TO DO: Will you output all of the data below exactly, omitting the images?

Rows from a dataset:
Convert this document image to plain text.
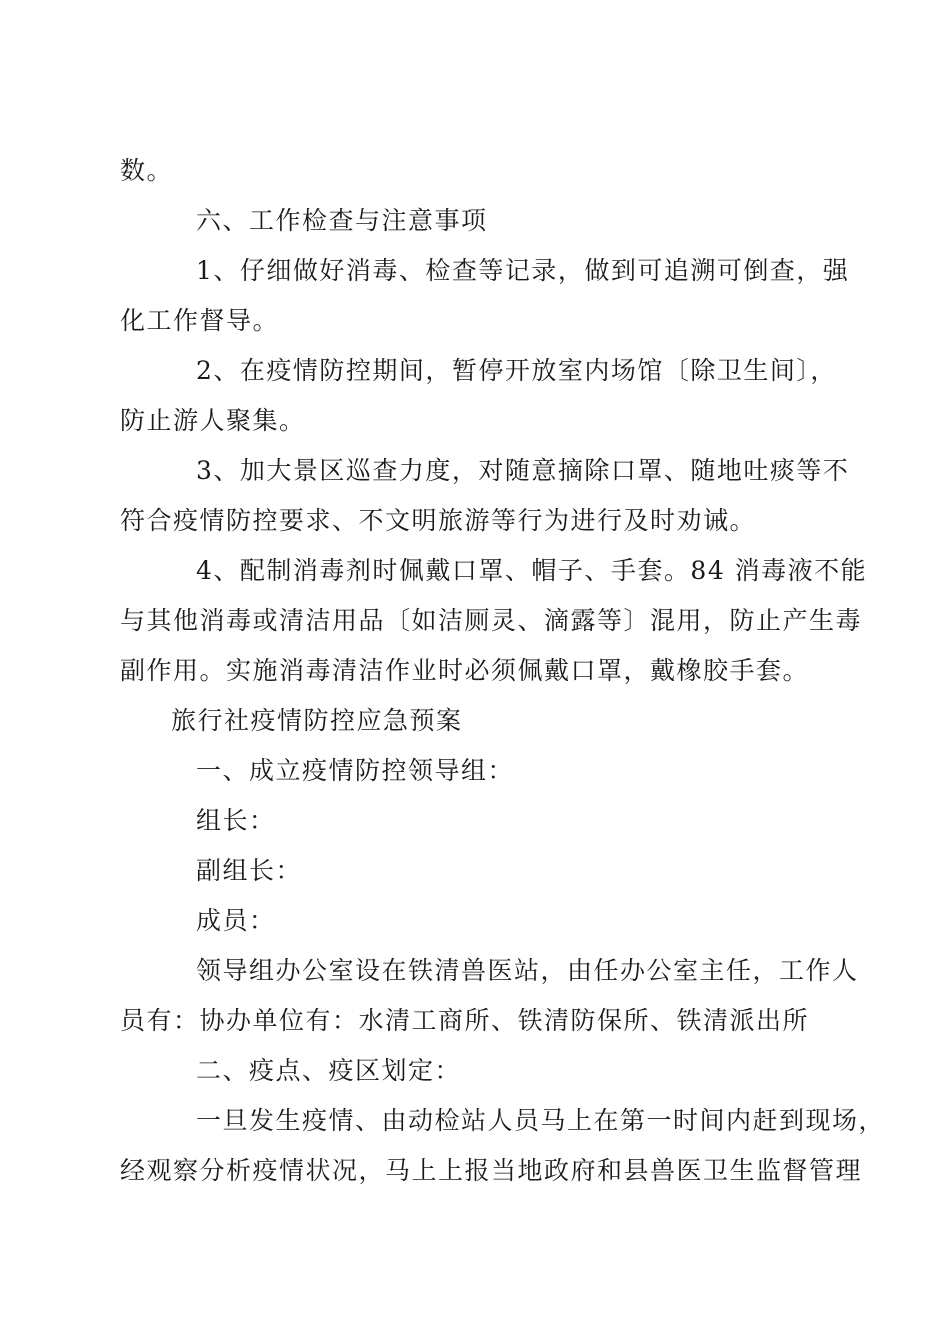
数。
六、工作检查与注意事项
1、仔细做好消毒、检查等记录，做到可追溯可倒查，强
化工作督导。
2、在疫情防控期间，暂停开放室内场馆〔除卫生间〕，
防止游人聚集。
3、加大景区巡查力度，对随意摘除口罩、随地吐痰等不
符合疫情防控要求、不文明旅游等行为进行及时劝诫。
4、配制消毒剂时佩戴口罩、帽子、手套。84 消毒液不能
与其他消毒或清洁用品〔如洁厕灵、滴露等〕混用，防止产生毒
副作用。实施消毒清洁作业时必须佩戴口罩，戴橡胶手套。
旅行社疫情防控应急预案
一、成立疫情防控领导组：
组长：
副组长：
成员：
领导组办公室设在铁清兽医站，由任办公室主任，工作人
员有：协办单位有：水清工商所、铁清防保所、铁清派出所
二、疫点、疫区划定：
一旦发生疫情、由动检站人员马上在第一时间内赶到现场，
经观察分析疫情状况，马上上报当地政府和县兽医卫生监督管理
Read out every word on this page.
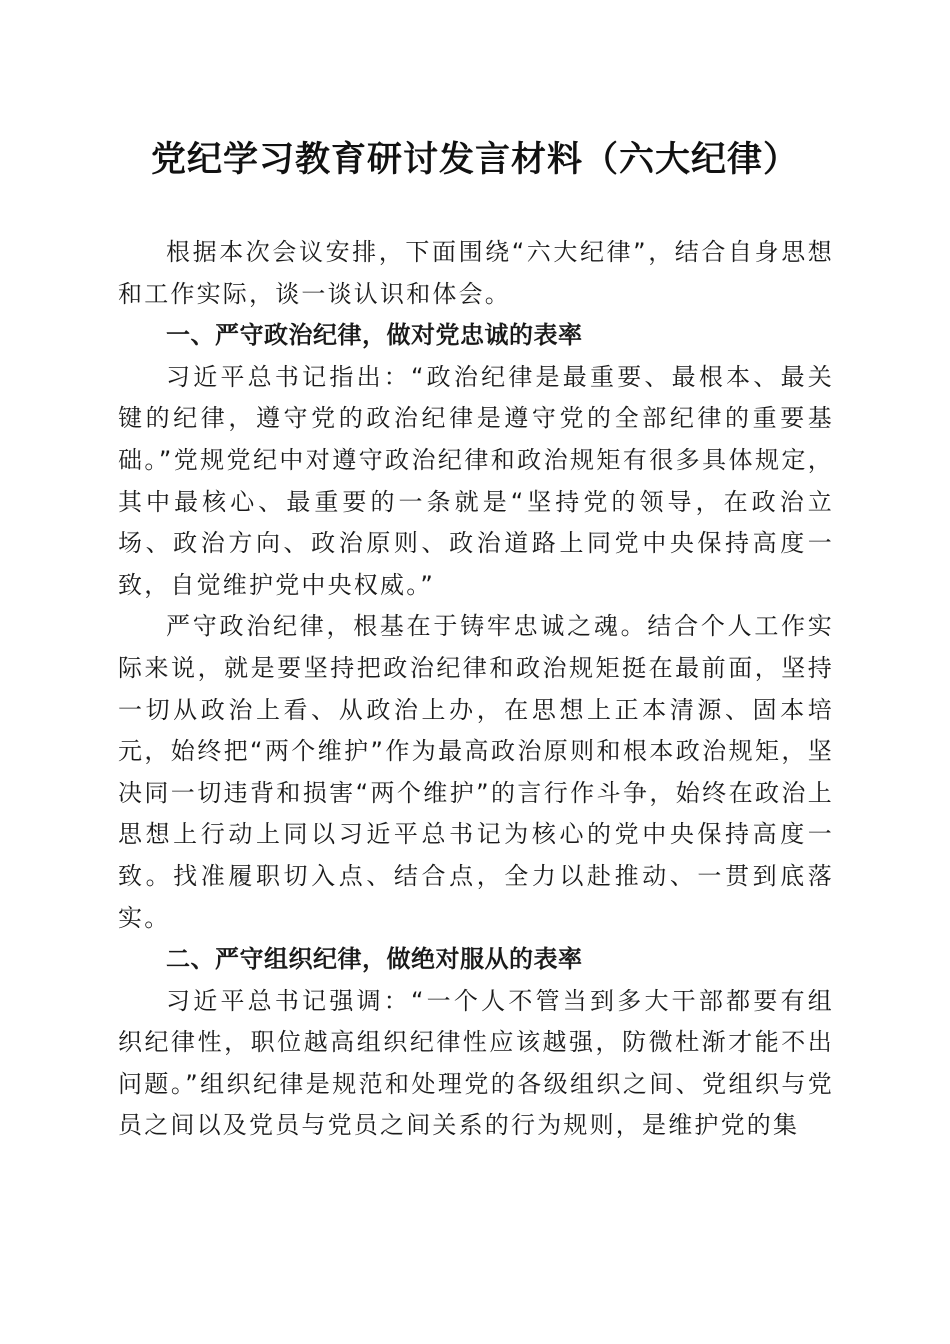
党纪学习教育研讨发言材料（六大纪律）

根据本次会议安排，下面围绕“六大纪律”，结合自身思想和工作实际，谈一谈认识和体会。

一、严守政治纪律，做对党忠诚的表率

习近平总书记指出：“政治纪律是最重要、最根本、最关键的纪律，遵守党的政治纪律是遵守党的全部纪律的重要基础。”党规党纪中对遵守政治纪律和政治规矩有很多具体规定，其中最核心、最重要的一条就是“坚持党的领导，在政治立场、政治方向、政治原则、政治道路上同党中央保持高度一致，自觉维护党中央权威。”

严守政治纪律，根基在于铸牢忠诚之魂。结合个人工作实际来说，就是要坚持把政治纪律和政治规矩挺在最前面，坚持一切从政治上看、从政治上办，在思想上正本清源、固本培元，始终把“两个维护”作为最高政治原则和根本政治规矩，坚决同一切违背和损害“两个维护”的言行作斗争，始终在政治上思想上行动上同以习近平总书记为核心的党中央保持高度一致。找准履职切入点、结合点，全力以赴推动、一贯到底落实。

二、严守组织纪律，做绝对服从的表率

习近平总书记强调：“一个人不管当到多大干部都要有组织纪律性，职位越高组织纪律性应该越强，防微杜渐才能不出问题。”组织纪律是规范和处理党的各级组织之间、党组织与党员之间以及党员与党员之间关系的行为规则，是维护党的集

FINISHED ANSWER:
Convert this document image to plain text.
数。
六、工作检查与注意事项
1、仔细做好消毒、检查等记录，做到可追溯可倒查，强
化工作督导。
2、在疫情防控期间，暂停开放室内场馆〔除卫生间〕，
防止游人聚集。
3、加大景区巡查力度，对随意摘除口罩、随地吐痰等不
符合疫情防控要求、不文明旅游等行为进行及时劝诫。
4、配制消毒剂时佩戴口罩、帽子、手套。84 消毒液不能
与其他消毒或清洁用品〔如洁厕灵、滴露等〕混用，防止产生毒
副作用。实施消毒清洁作业时必须佩戴口罩，戴橡胶手套。
旅行社疫情防控应急预案
一、成立疫情防控领导组：
组长：
副组长：
成员：
领导组办公室设在铁清兽医站，由任办公室主任，工作人
员有：协办单位有：水清工商所、铁清防保所、铁清派出所
二、疫点、疫区划定：
一旦发生疫情、由动检站人员马上在第一时间内赶到现场，
经观察分析疫情状况，马上上报当地政府和县兽医卫生监督管理
Read out every word on this page.
党纪学习教育研讨发言材料（六大纪律）

根据本次会议安排，下面围绕“六大纪律”，结合自身思想和工作实际，谈一谈认识和体会。

一、严守政治纪律，做对党忠诚的表率

习近平总书记指出：“政治纪律是最重要、最根本、最关键的纪律，遵守党的政治纪律是遵守党的全部纪律的重要基础。”党规党纪中对遵守政治纪律和政治规矩有很多具体规定，其中最核心、最重要的一条就是“坚持党的领导，在政治立场、政治方向、政治原则、政治道路上同党中央保持高度一致，自觉维护党中央权威。”

严守政治纪律，根基在于铸牢忠诚之魂。结合个人工作实际来说，就是要坚持把政治纪律和政治规矩挺在最前面，坚持一切从政治上看、从政治上办，在思想上正本清源、固本培元，始终把“两个维护”作为最高政治原则和根本政治规矩，坚决同一切违背和损害“两个维护”的言行作斗争，始终在政治上思想上行动上同以习近平总书记为核心的党中央保持高度一致。找准履职切入点、结合点，全力以赴推动、一贯到底落实。

二、严守组织纪律，做绝对服从的表率

习近平总书记强调：“一个人不管当到多大干部都要有组织纪律性，职位越高组织纪律性应该越强，防微杜渐才能不出问题。”组织纪律是规范和处理党的各级组织之间、党组织与党员之间以及党员与党员之间关系的行为规则，是维护党的集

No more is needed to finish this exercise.